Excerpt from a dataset
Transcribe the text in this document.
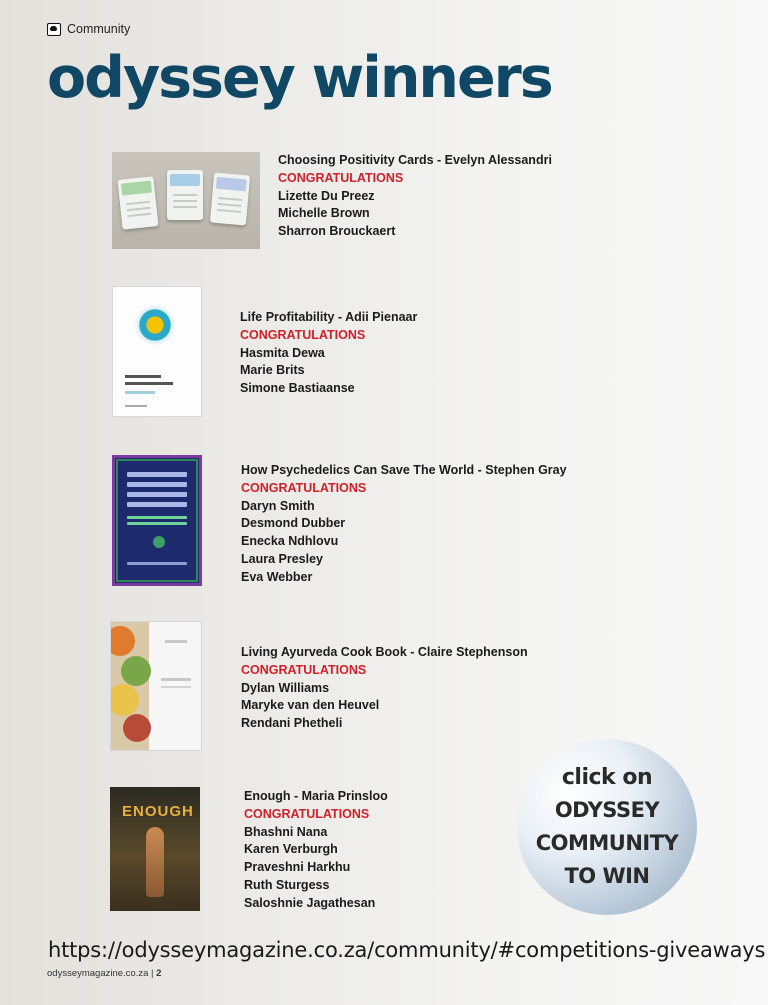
Community
odyssey winners
Choosing Positivity Cards - Evelyn Alessandri
CONGRATULATIONS
Lizette Du Preez
Michelle Brown
Sharron Brouckaert
Life Profitability - Adii Pienaar
CONGRATULATIONS
Hasmita Dewa
Marie Brits
Simone Bastiaanse
How Psychedelics Can Save The World - Stephen Gray
CONGRATULATIONS
Daryn Smith
Desmond Dubber
Enecka Ndhlovu
Laura Presley
Eva Webber
Living Ayurveda Cook Book - Claire Stephenson
CONGRATULATIONS
Dylan Williams
Maryke van den Heuvel
Rendani Phetheli
ENOUGH
Enough - Maria Prinsloo
CONGRATULATIONS
Bhashni Nana
Karen Verburgh
Praveshni Harkhu
Ruth Sturgess
Saloshnie Jagathesan
click on
ODYSSEY
COMMUNITY
TO WIN
https://odysseymagazine.co.za/community/#competitions-giveaways
odysseymagazine.co.za | 2
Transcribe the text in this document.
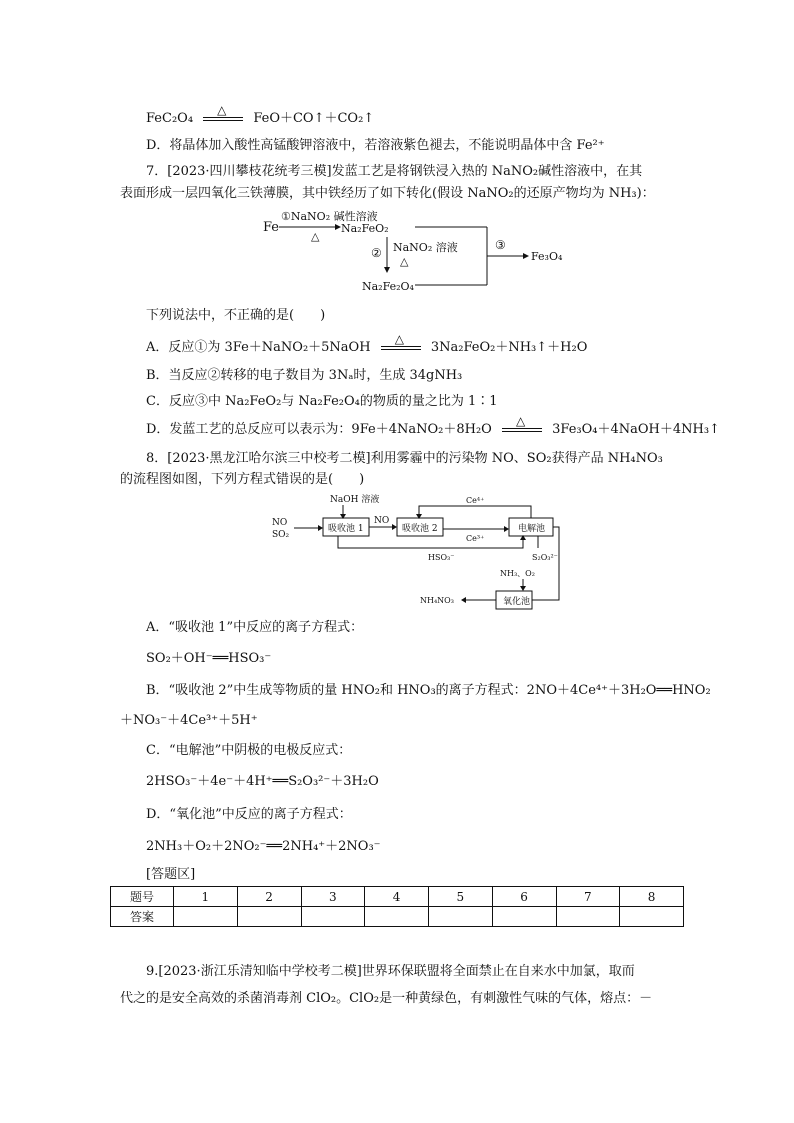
FeC₂O₄
△
FeO＋CO↑＋CO₂↑
D．将晶体加入酸性高锰酸钾溶液中，若溶液紫色褪去，不能说明晶体中含 Fe²⁺
7．[2023·四川攀枝花统考三模]发蓝工艺是将钢铁浸入热的 NaNO₂碱性溶液中，在其
表面形成一层四氧化三铁薄膜，其中铁经历了如下转化(假设 NaNO₂的还原产物均为 NH₃)：
Fe
①NaNO₂ 碱性溶液
△
Na₂FeO₂
② NaNO₂ 溶液
△
Na₂Fe₂O₄
③
Fe₃O₄
下列说法中，不正确的是(　　)
A．反应①为 3Fe＋NaNO₂＋5NaOH
△
3Na₂FeO₂＋NH₃↑＋H₂O
B．当反应②转移的电子数目为 3Nₐ时，生成 34gNH₃
C．反应③中 Na₂FeO₂与 Na₂Fe₂O₄的物质的量之比为 1∶1
D．发蓝工艺的总反应可以表示为：9Fe＋4NaNO₂＋8H₂O
△
3Fe₃O₄＋4NaOH＋4NH₃↑
8．[2023·黑龙江哈尔滨三中校考二模]利用雾霾中的污染物 NO、SO₂获得产品 NH₄NO₃
的流程图如图，下列方程式错误的是(　　)
NaOH 溶液
NO
SO₂
吸收池 1
NO
吸收池 2
Ce³⁺
电解池
Ce⁴⁺
HSO₃⁻	S₂O₃²⁻
NH₃、O₂
氧化池
NH₄NO₃
A．“吸收池 1”中反应的离子方程式：
SO₂＋OH⁻══HSO₃⁻
B．“吸收池 2”中生成等物质的量 HNO₂和 HNO₃的离子方程式：2NO＋4Ce⁴⁺＋3H₂O══HNO₂
＋NO₃⁻＋4Ce³⁺＋5H⁺
C．“电解池”中阴极的电极反应式：
2HSO₃⁻＋4e⁻＋4H⁺══S₂O₃²⁻＋3H₂O
D．“氧化池”中反应的离子方程式：
2NH₃＋O₂＋2NO₂⁻══2NH₄⁺＋2NO₃⁻
[答题区]
题号	1	2	3	4	5	6	7	8
答案								
9.[2023·浙江乐清知临中学校考二模]世界环保联盟将全面禁止在自来水中加氯，取而
代之的是安全高效的杀菌消毒剂 ClO₂。ClO₂是一种黄绿色，有刺激性气味的气体，熔点：－
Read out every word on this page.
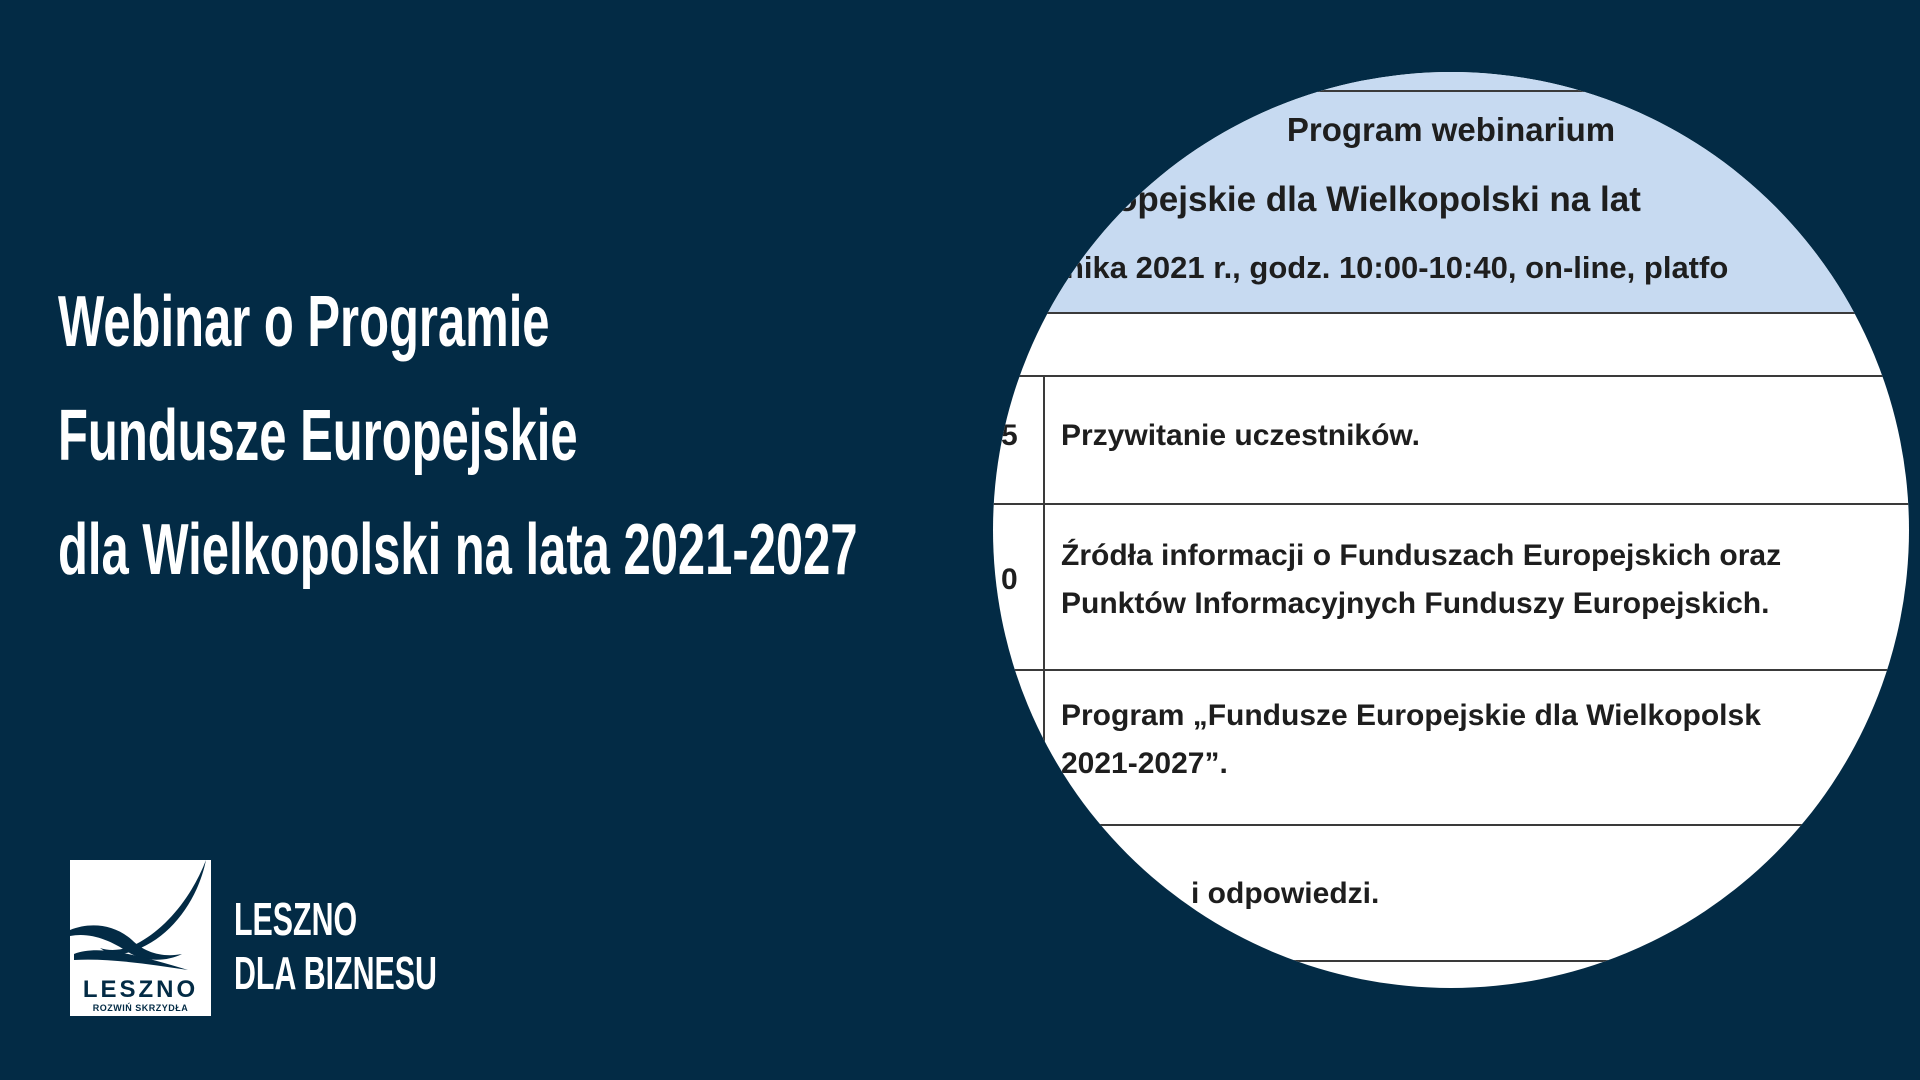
Webinar o Programie
Fundusze Europejskie
dla Wielkopolski na lata 2021-2027
LESZNO
ROZWIŃ SKRZYDŁA
LESZNO
DLA BIZNESU
Program webinarium
uropejskie dla Wielkopolski na lat
nika 2021 r., godz. 10:00-10:40, on-line, platfo
5 Przywitanie uczestników.
0
Źródła informacji o Funduszach Europejskich oraz
Punktów Informacyjnych Funduszy Europejskich.
Program „Fundusze Europejskie dla Wielkopolsk
2021-2027”.
i odpowiedzi.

_Work to do_.
Word for word, quote the full listing, omitting every picture.

_Reply_.
Transcribe the text in this document.
Community
odyssey winners
Choosing Positivity Cards - Evelyn Alessandri
CONGRATULATIONS
Lizette Du Preez
Michelle Brown
Sharron Brouckaert
Life Profitability - Adii Pienaar
CONGRATULATIONS
Hasmita Dewa
Marie Brits
Simone Bastiaanse
How Psychedelics Can Save The World - Stephen Gray
CONGRATULATIONS
Daryn Smith
Desmond Dubber
Enecka Ndhlovu
Laura Presley
Eva Webber
Living Ayurveda Cook Book - Claire Stephenson
CONGRATULATIONS
Dylan Williams
Maryke van den Heuvel
Rendani Phetheli
ENOUGH
Enough - Maria Prinsloo
CONGRATULATIONS
Bhashni Nana
Karen Verburgh
Praveshni Harkhu
Ruth Sturgess
Saloshnie Jagathesan
click on
ODYSSEY
COMMUNITY
TO WIN
https://odysseymagazine.co.za/community/#competitions-giveaways
odysseymagazine.co.za | 2
Transcribe the text in this document.
FeC₂O₄
△
FeO＋CO↑＋CO₂↑
D．将晶体加入酸性高锰酸钾溶液中，若溶液紫色褪去，不能说明晶体中含 Fe²⁺
7．[2023·四川攀枝花统考三模]发蓝工艺是将钢铁浸入热的 NaNO₂碱性溶液中，在其
表面形成一层四氧化三铁薄膜，其中铁经历了如下转化(假设 NaNO₂的还原产物均为 NH₃)：
Fe
①NaNO₂ 碱性溶液
△
Na₂FeO₂
② NaNO₂ 溶液
△
Na₂Fe₂O₄
③
Fe₃O₄
下列说法中，不正确的是(　　)
A．反应①为 3Fe＋NaNO₂＋5NaOH
△
3Na₂FeO₂＋NH₃↑＋H₂O
B．当反应②转移的电子数目为 3Nₐ时，生成 34gNH₃
C．反应③中 Na₂FeO₂与 Na₂Fe₂O₄的物质的量之比为 1∶1
D．发蓝工艺的总反应可以表示为：9Fe＋4NaNO₂＋8H₂O
△
3Fe₃O₄＋4NaOH＋4NH₃↑
8．[2023·黑龙江哈尔滨三中校考二模]利用雾霾中的污染物 NO、SO₂获得产品 NH₄NO₃
的流程图如图，下列方程式错误的是(　　)
NaOH 溶液
NO
SO₂
吸收池 1
NO
吸收池 2
Ce³⁺
电解池
Ce⁴⁺
HSO₃⁻	S₂O₃²⁻
NH₃、O₂
氧化池
NH₄NO₃
A．“吸收池 1”中反应的离子方程式：
SO₂＋OH⁻══HSO₃⁻
B．“吸收池 2”中生成等物质的量 HNO₂和 HNO₃的离子方程式：2NO＋4Ce⁴⁺＋3H₂O══HNO₂
＋NO₃⁻＋4Ce³⁺＋5H⁺
C．“电解池”中阴极的电极反应式：
2HSO₃⁻＋4e⁻＋4H⁺══S₂O₃²⁻＋3H₂O
D．“氧化池”中反应的离子方程式：
2NH₃＋O₂＋2NO₂⁻══2NH₄⁺＋2NO₃⁻
[答题区]
题号	1	2	3	4	5	6	7	8
答案								
9.[2023·浙江乐清知临中学校考二模]世界环保联盟将全面禁止在自来水中加氯，取而
代之的是安全高效的杀菌消毒剂 ClO₂。ClO₂是一种黄绿色，有刺激性气味的气体，熔点：－
Read out every word on this page.
Webinar o Programie
Fundusze Europejskie
dla Wielkopolski na lata 2021-2027
LESZNO
ROZWIŃ SKRZYDŁA
LESZNO
DLA BIZNESU
Program webinarium
uropejskie dla Wielkopolski na lat
nika 2021 r., godz. 10:00-10:40, on-line, platfo
5 Przywitanie uczestników.
0
Źródła informacji o Funduszach Europejskich oraz
Punktów Informacyjnych Funduszy Europejskich.
Program „Fundusze Europejskie dla Wielkopolsk
2021-2027”.
i odpowiedzi.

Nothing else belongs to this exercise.